— Start Data —
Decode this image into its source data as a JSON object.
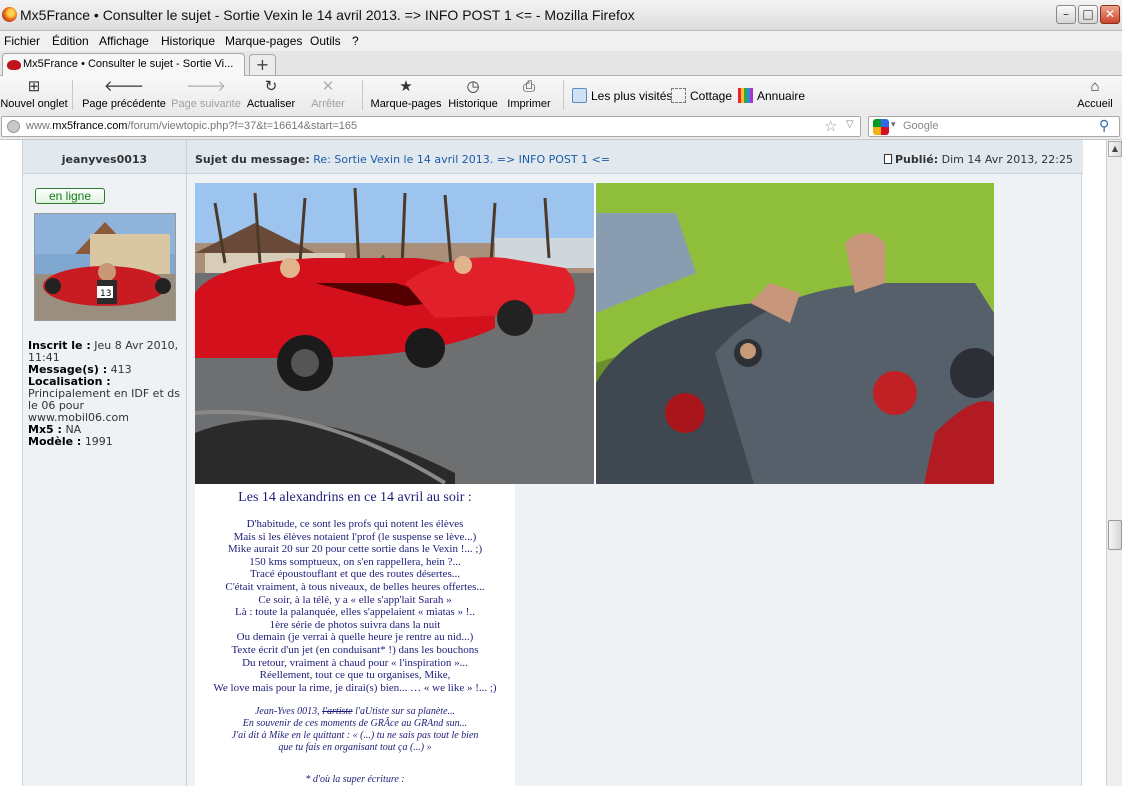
{
  "window": {
    "title": "Mx5France • Consulter le sujet - Sortie Vexin le 14 avril 2013. => INFO POST 1 <= - Mozilla Firefox",
    "buttons": {
      "minimize": "–",
      "maximize": "□",
      "close": "✕"
    }
  },
  "menu": [
    "Fichier",
    "Édition",
    "Affichage",
    "Historique",
    "Marque-pages",
    "Outils",
    "?"
  ],
  "tabs": {
    "active": "Mx5France • Consulter le sujet - Sortie Vi...",
    "new_tab": "+"
  },
  "toolbar": {
    "new_tab": "Nouvel onglet",
    "back": "Page précédente",
    "forward": "Page suivante",
    "reload": "Actualiser",
    "stop": "Arrêter",
    "bookmarks": "Marque-pages",
    "history": "Historique",
    "print": "Imprimer",
    "most_visited": "Les plus visités",
    "cottage": "Cottage",
    "annuaire": "Annuaire",
    "home": "Accueil"
  },
  "address": {
    "url_prefix": "www.",
    "url_domain": "mx5france.com",
    "url_path": "/forum/viewtopic.php?f=37&t=16614&start=165",
    "search_placeholder": "Google"
  },
  "post": {
    "author": "jeanyves0013",
    "subject_label": "Sujet du message:",
    "subject": "Re: Sortie Vexin le 14 avril 2013. => INFO POST 1 <=",
    "posted_label": "Publié:",
    "posted_date": "Dim 14 Avr 2013, 22:25",
    "online_badge": "en ligne",
    "profile": {
      "joined_label": "Inscrit le :",
      "joined": "Jeu 8 Avr 2010, 11:41",
      "messages_label": "Message(s) :",
      "messages": "413",
      "location_label": "Localisation :",
      "location": "Principalement en IDF et ds le 06 pour www.mobil06.com",
      "mx5_label": "Mx5 :",
      "mx5": "NA",
      "model_label": "Modèle :",
      "model": "1991"
    },
    "poem": {
      "title": "Les 14 alexandrins en ce 14 avril au soir :",
      "lines": [
        "D'habitude, ce sont les profs qui notent les élèves",
        "Mais si les élèves notaient l'prof (le suspense se lève...)",
        "Mike aurait 20 sur 20 pour cette sortie dans le Vexin !...  ;)",
        "150 kms somptueux, on s'en rappellera, hein ?...",
        "Tracé époustouflant et que des routes désertes...",
        "C'était vraiment, à tous niveaux, de belles heures offertes...",
        "Ce soir, à la télé, y a « elle s'app'lait Sarah »",
        "Là : toute la palanquée, elles s'appelaient « miatas » !..",
        "1ère série de photos suivra dans la nuit",
        "Ou demain (je verrai à quelle heure je rentre au nid...)",
        "Texte écrit d'un jet (en conduisant* !) dans les bouchons",
        "Du retour, vraiment  à chaud pour « l'inspiration »...",
        "Réellement, tout ce que tu organises, Mike,",
        "We love mais pour la rime, je dirai(s) bien... … « we like » !...  ;)"
      ],
      "signature_name": "Jean-Yves 0013, ",
      "signature_struck": "l'artiste",
      "signature_rest": " l'aUtiste sur sa planète...",
      "signature_lines": [
        "En souvenir de ces moments de GRÂce au GRAnd sun...",
        "J'ai dit à Mike en le quittant : « (...) tu ne sais pas tout le bien",
        "que tu fais en organisant tout ça (...) »"
      ],
      "footnote": "* d'où la super écriture :"
    }
  },
  "colors": {
    "post_bg": "#eef2f5",
    "header_bg": "#e1e9ef",
    "link": "#1c5aa8",
    "poem_text": "#1d1d7a",
    "online_green": "#1a7a1a"
  }
}
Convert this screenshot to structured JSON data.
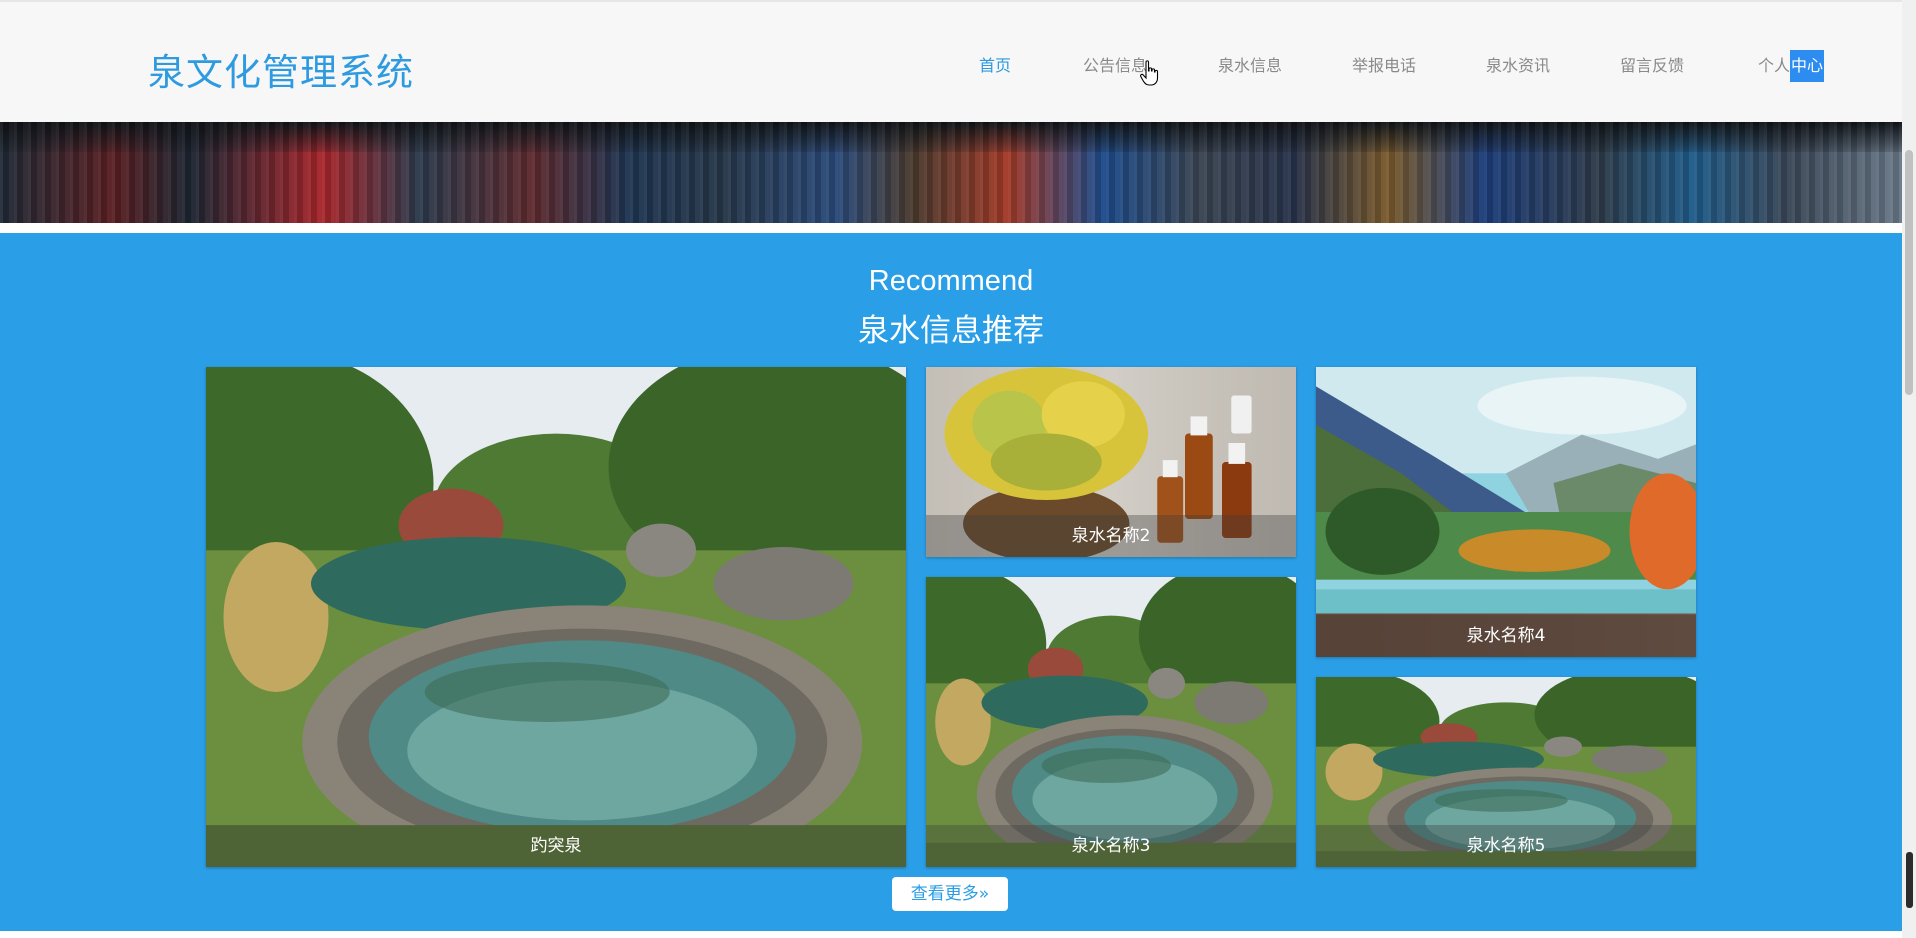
{
  "header": {
    "title": "泉文化管理系统",
    "nav": [
      {
        "label": "首页",
        "active": true
      },
      {
        "label": "公告信息"
      },
      {
        "label": "泉水信息"
      },
      {
        "label": "举报电话"
      },
      {
        "label": "泉水资讯"
      },
      {
        "label": "留言反馈"
      }
    ],
    "personal_prefix": "个人",
    "personal_highlight": "中心"
  },
  "recommend": {
    "title_en": "Recommend",
    "title_cn": "泉水信息推荐",
    "items": [
      {
        "name": "趵突泉",
        "image": "hot-spring-pool"
      },
      {
        "name": "泉水名称2",
        "image": "flower-basket-oil-bottles"
      },
      {
        "name": "泉水名称3",
        "image": "hot-spring-pool"
      },
      {
        "name": "泉水名称4",
        "image": "mountain-infinity-pool"
      },
      {
        "name": "泉水名称5",
        "image": "hot-spring-pool"
      }
    ],
    "more_label": "查看更多»"
  },
  "colors": {
    "accent": "#2e9ae0",
    "section_bg": "#2a9ee6",
    "header_bg": "#f7f7f7",
    "nav_text": "#8a8a8a",
    "highlight": "#2d8cf0"
  }
}
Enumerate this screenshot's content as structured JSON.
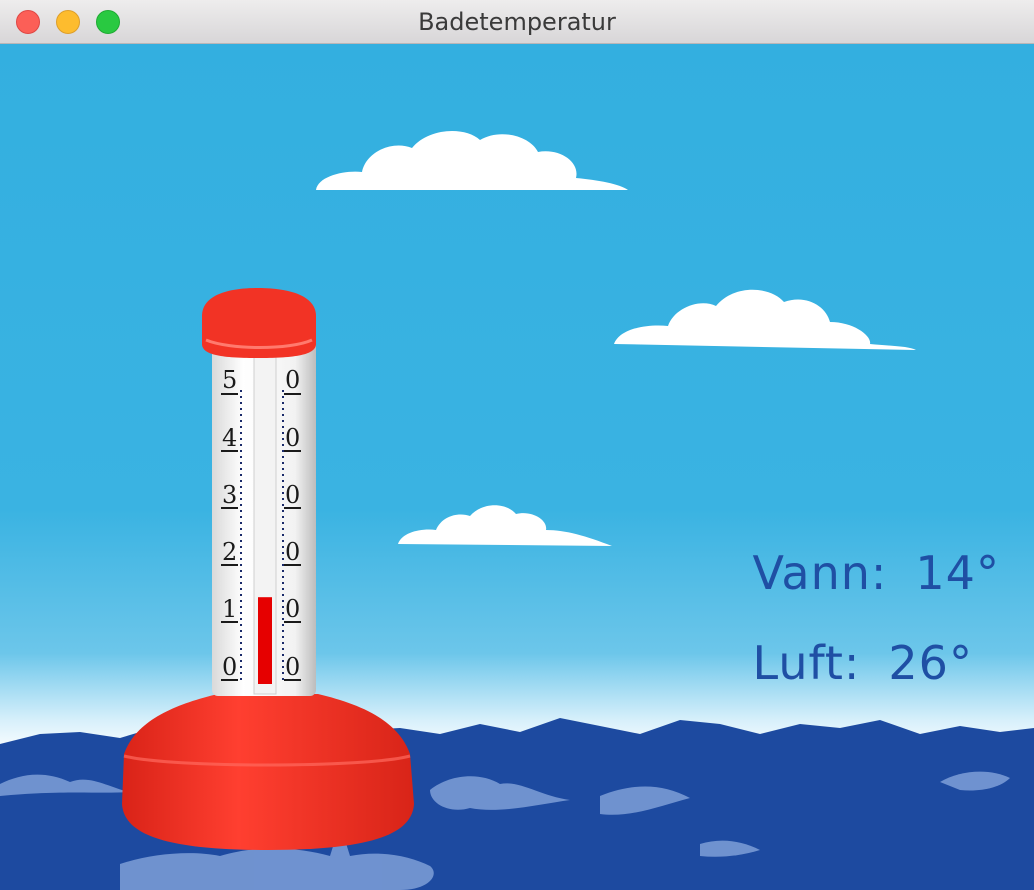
{
  "window": {
    "title": "Badetemperatur"
  },
  "thermometer": {
    "scale_labels": [
      "5",
      "4",
      "3",
      "2",
      "1",
      "0"
    ],
    "right_labels": [
      "0",
      "0",
      "0",
      "0",
      "0",
      "0"
    ],
    "scale_max": 50,
    "level": 14
  },
  "readings": {
    "water_label": "Vann:",
    "water_value": "14°",
    "air_label": "Luft:",
    "air_value": "26°"
  },
  "colors": {
    "sky_top": "#33afe0",
    "sea": "#1d4aa0",
    "buoy": "#f52f22",
    "mercury": "#e60000",
    "text": "#1f4fa4"
  }
}
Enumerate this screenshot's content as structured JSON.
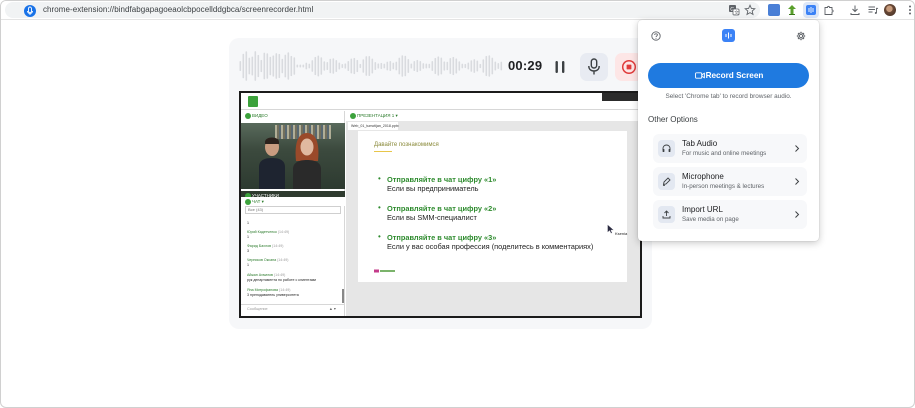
{
  "browser": {
    "url": "chrome-extension://bindfabgapagoeaolcbpocellddgbca/screenrecorder.html",
    "site_icon": "extension-icon",
    "toolbar_icons": [
      "translate-icon",
      "bookmark-star-icon",
      "extension-blue-icon",
      "extension-green-icon",
      "extension-recorder-icon",
      "extensions-puzzle-icon",
      "download-icon",
      "media-queue-icon",
      "profile-avatar",
      "more-menu-icon"
    ]
  },
  "recorder": {
    "timer": "00:29",
    "controls": [
      "pause-icon",
      "microphone-icon",
      "stop-icon"
    ]
  },
  "preview": {
    "left_panel": {
      "video_header": "ВИДЕО",
      "participants_header": "УЧАСТНИКИ",
      "chat_header": "ЧАТ",
      "chat_filter": "Все (43)",
      "messages": [
        {
          "name": "",
          "time": "",
          "text": "1"
        },
        {
          "name": "Юрий Кадетченко",
          "time": "(14:49)",
          "text": "1"
        },
        {
          "name": "Фарид Бахлов",
          "time": "(14:49)",
          "text": "3"
        },
        {
          "name": "Черников Оксана",
          "time": "(14:49)",
          "text": "1"
        },
        {
          "name": "Айжан Ахматов",
          "time": "(14:49)",
          "text": "рук департамента по работе с клиентами"
        },
        {
          "name": "Яна Митрофанова",
          "time": "(14:49)",
          "text": "3 преподаватель университета"
        }
      ],
      "message_placeholder": "Сообщение"
    },
    "right_panel": {
      "header": "ПРЕЗЕНТАЦИЯ 1",
      "tab_name": "Web_01_tumotijan_2018.pptx",
      "slide": {
        "title": "Давайте познакомимся",
        "bullets": [
          {
            "line1": "Отправляйте в чат цифру «1»",
            "line2": "Если вы предприниматель"
          },
          {
            "line1": "Отправляйте в чат цифру «2»",
            "line2": "Если вы SMM-специалист"
          },
          {
            "line1": "Отправляйте в чат цифру «3»",
            "line2": "Если у вас особая профессия (поделитесь в комментариях)"
          }
        ]
      },
      "cursor_label": "Ksenia"
    }
  },
  "popup": {
    "help_icon": "help-circle-icon",
    "logo_icon": "recorder-logo-icon",
    "settings_icon": "gear-icon",
    "record_button": "Record Screen",
    "hint": "Select 'Chrome tab' to record browser audio.",
    "other_options_title": "Other Options",
    "options": [
      {
        "title": "Tab Audio",
        "subtitle": "For music and online meetings",
        "icon": "headphones-icon"
      },
      {
        "title": "Microphone",
        "subtitle": "In-person meetings & lectures",
        "icon": "pen-microphone-icon"
      },
      {
        "title": "Import URL",
        "subtitle": "Save media on page",
        "icon": "upload-icon"
      }
    ]
  },
  "colors": {
    "accent": "#1f7ae0",
    "stop": "#e03b3b",
    "presentation_green": "#2e8b2e"
  }
}
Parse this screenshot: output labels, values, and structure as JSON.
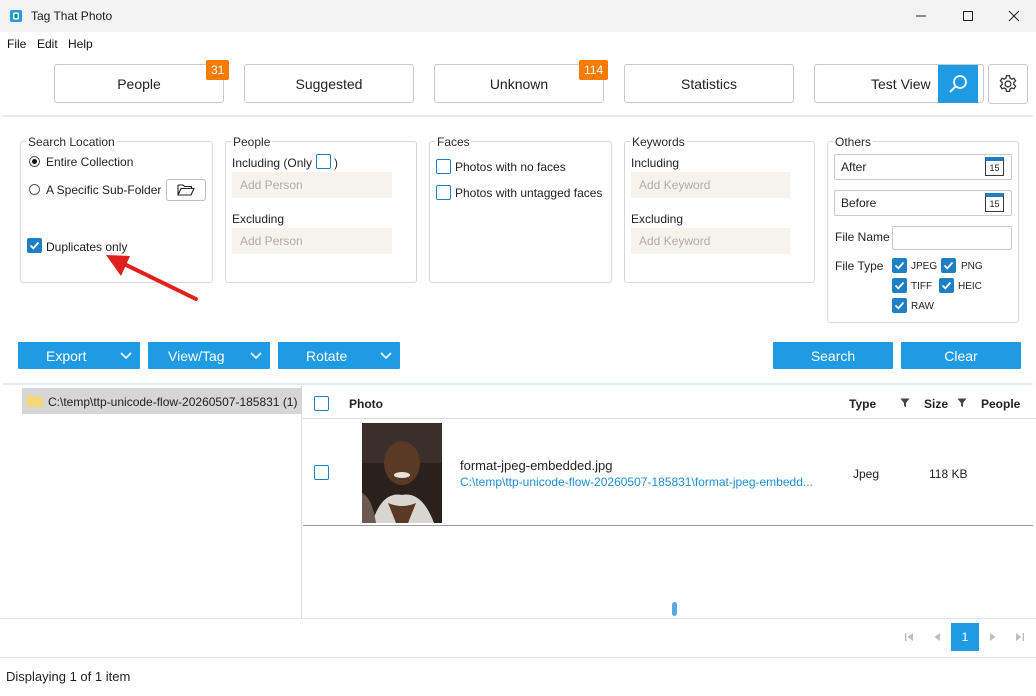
{
  "window": {
    "title": "Tag That Photo"
  },
  "menu": [
    "File",
    "Edit",
    "Help"
  ],
  "tabs": {
    "people": {
      "label": "People",
      "badge": "31"
    },
    "suggested": {
      "label": "Suggested"
    },
    "unknown": {
      "label": "Unknown",
      "badge": "114"
    },
    "statistics": {
      "label": "Statistics"
    },
    "test_view": {
      "label": "Test View"
    }
  },
  "search_location": {
    "title": "Search Location",
    "entire_collection": "Entire Collection",
    "specific_folder": "A Specific Sub-Folder",
    "duplicates_only": "Duplicates only"
  },
  "people_filter": {
    "title": "People",
    "including": "Including (Only",
    "including_close": ")",
    "excluding": "Excluding",
    "add_person_placeholder": "Add Person"
  },
  "faces_filter": {
    "title": "Faces",
    "no_faces": "Photos with no faces",
    "untagged_faces": "Photos with untagged faces"
  },
  "keywords_filter": {
    "title": "Keywords",
    "including": "Including",
    "excluding": "Excluding",
    "add_keyword_placeholder": "Add Keyword"
  },
  "others_filter": {
    "title": "Others",
    "after": "After",
    "before": "Before",
    "file_name": "File Name",
    "file_type": "File Type",
    "calendar_day": "15",
    "types": {
      "jpeg": "JPEG",
      "png": "PNG",
      "tiff": "TIFF",
      "heic": "HEIC",
      "raw": "RAW"
    }
  },
  "actions": {
    "export": "Export",
    "view_tag": "View/Tag",
    "rotate": "Rotate",
    "search": "Search",
    "clear": "Clear"
  },
  "folder_tree": {
    "item": "C:\\temp\\ttp-unicode-flow-20260507-185831 (1)"
  },
  "grid": {
    "columns": {
      "photo": "Photo",
      "type": "Type",
      "size": "Size",
      "people": "People"
    },
    "rows": [
      {
        "filename": "format-jpeg-embedded.jpg",
        "path": "C:\\temp\\ttp-unicode-flow-20260507-185831\\format-jpeg-embedd...",
        "type": "Jpeg",
        "size": "118 KB"
      }
    ]
  },
  "pager": {
    "current_page": "1"
  },
  "status": {
    "text": "Displaying 1 of 1 item"
  },
  "colors": {
    "accent": "#1e9be3",
    "badge": "#f57c00",
    "checkbox": "#1e7fc4",
    "annotation_arrow": "#e0201b"
  }
}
— End Data —
-- Task prompt --
For each line above that contains the word "Marque", copy that line.

-- Output of the task --
    "Marque-pages",
    "bookmarks": "Marque-pages",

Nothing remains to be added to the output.